Copy the data word for word, keeping every line.

┌──

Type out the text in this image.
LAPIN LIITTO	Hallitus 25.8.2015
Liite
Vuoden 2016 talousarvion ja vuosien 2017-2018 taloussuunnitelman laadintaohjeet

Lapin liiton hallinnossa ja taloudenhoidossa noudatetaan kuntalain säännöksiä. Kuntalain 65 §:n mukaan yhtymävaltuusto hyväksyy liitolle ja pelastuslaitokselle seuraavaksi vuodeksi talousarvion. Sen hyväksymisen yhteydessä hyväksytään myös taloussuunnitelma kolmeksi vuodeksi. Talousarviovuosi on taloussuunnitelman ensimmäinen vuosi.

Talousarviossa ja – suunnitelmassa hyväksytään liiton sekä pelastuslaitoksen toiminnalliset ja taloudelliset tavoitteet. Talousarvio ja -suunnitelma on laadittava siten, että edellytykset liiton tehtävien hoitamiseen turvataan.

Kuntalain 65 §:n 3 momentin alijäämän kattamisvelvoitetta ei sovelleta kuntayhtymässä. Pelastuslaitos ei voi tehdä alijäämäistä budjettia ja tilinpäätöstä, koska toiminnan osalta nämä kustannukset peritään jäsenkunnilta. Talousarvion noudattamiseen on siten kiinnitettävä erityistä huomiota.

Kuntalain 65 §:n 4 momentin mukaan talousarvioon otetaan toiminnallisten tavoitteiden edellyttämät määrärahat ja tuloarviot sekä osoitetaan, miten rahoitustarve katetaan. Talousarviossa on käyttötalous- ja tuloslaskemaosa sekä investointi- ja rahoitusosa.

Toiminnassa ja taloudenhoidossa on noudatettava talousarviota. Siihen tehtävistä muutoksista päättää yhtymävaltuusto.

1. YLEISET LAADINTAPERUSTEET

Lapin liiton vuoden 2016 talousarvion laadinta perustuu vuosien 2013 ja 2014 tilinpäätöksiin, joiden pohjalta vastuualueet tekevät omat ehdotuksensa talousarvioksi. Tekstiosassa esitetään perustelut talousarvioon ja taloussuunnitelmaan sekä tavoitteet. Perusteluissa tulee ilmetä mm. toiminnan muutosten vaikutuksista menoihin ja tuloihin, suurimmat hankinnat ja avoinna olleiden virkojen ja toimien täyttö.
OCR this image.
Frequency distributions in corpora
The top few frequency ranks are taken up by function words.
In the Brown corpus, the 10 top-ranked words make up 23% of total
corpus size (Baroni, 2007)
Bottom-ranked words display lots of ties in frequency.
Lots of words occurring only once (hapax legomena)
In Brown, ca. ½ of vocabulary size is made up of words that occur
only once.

└──

- **CORRECT RESULT**
Type out the text in this image.
LAPIN LIITTO	Hallitus 25.8.2015
Liite
Vuoden 2016 talousarvion ja vuosien 2017-2018 taloussuunnitelman laadintaohjeet

Lapin liiton hallinnossa ja taloudenhoidossa noudatetaan kuntalain säännöksiä. Kuntalain 65 §:n mukaan yhtymävaltuusto hyväksyy liitolle ja pelastuslaitokselle seuraavaksi vuodeksi talousarvion. Sen hyväksymisen yhteydessä hyväksytään myös taloussuunnitelma kolmeksi vuodeksi. Talousarviovuosi on taloussuunnitelman ensimmäinen vuosi.

Talousarviossa ja – suunnitelmassa hyväksytään liiton sekä pelastuslaitoksen toiminnalliset ja taloudelliset tavoitteet. Talousarvio ja -suunnitelma on laadittava siten, että edellytykset liiton tehtävien hoitamiseen turvataan.

Kuntalain 65 §:n 3 momentin alijäämän kattamisvelvoitetta ei sovelleta kuntayhtymässä. Pelastuslaitos ei voi tehdä alijäämäistä budjettia ja tilinpäätöstä, koska toiminnan osalta nämä kustannukset peritään jäsenkunnilta. Talousarvion noudattamiseen on siten kiinnitettävä erityistä huomiota.

Kuntalain 65 §:n 4 momentin mukaan talousarvioon otetaan toiminnallisten tavoitteiden edellyttämät määrärahat ja tuloarviot sekä osoitetaan, miten rahoitustarve katetaan. Talousarviossa on käyttötalous- ja tuloslaskemaosa sekä investointi- ja rahoitusosa.

Toiminnassa ja taloudenhoidossa on noudatettava talousarviota. Siihen tehtävistä muutoksista päättää yhtymävaltuusto.

1. YLEISET LAADINTAPERUSTEET

Lapin liiton vuoden 2016 talousarvion laadinta perustuu vuosien 2013 ja 2014 tilinpäätöksiin, joiden pohjalta vastuualueet tekevät omat ehdotuksensa talousarvioksi. Tekstiosassa esitetään perustelut talousarvioon ja taloussuunnitelmaan sekä tavoitteet. Perusteluissa tulee ilmetä mm. toiminnan muutosten vaikutuksista menoihin ja tuloihin, suurimmat hankinnat ja avoinna olleiden virkojen ja toimien täyttö.
OCR this image.
Frequency distributions in corpora
The top few frequency ranks are taken up by function words.
In the Brown corpus, the 10 top-ranked words make up 23% of total
corpus size (Baroni, 2007)
Bottom-ranked words display lots of ties in frequency.
Lots of words occurring only once (hapax legomena)
In Brown, ca. ½ of vocabulary size is made up of words that occur
only once.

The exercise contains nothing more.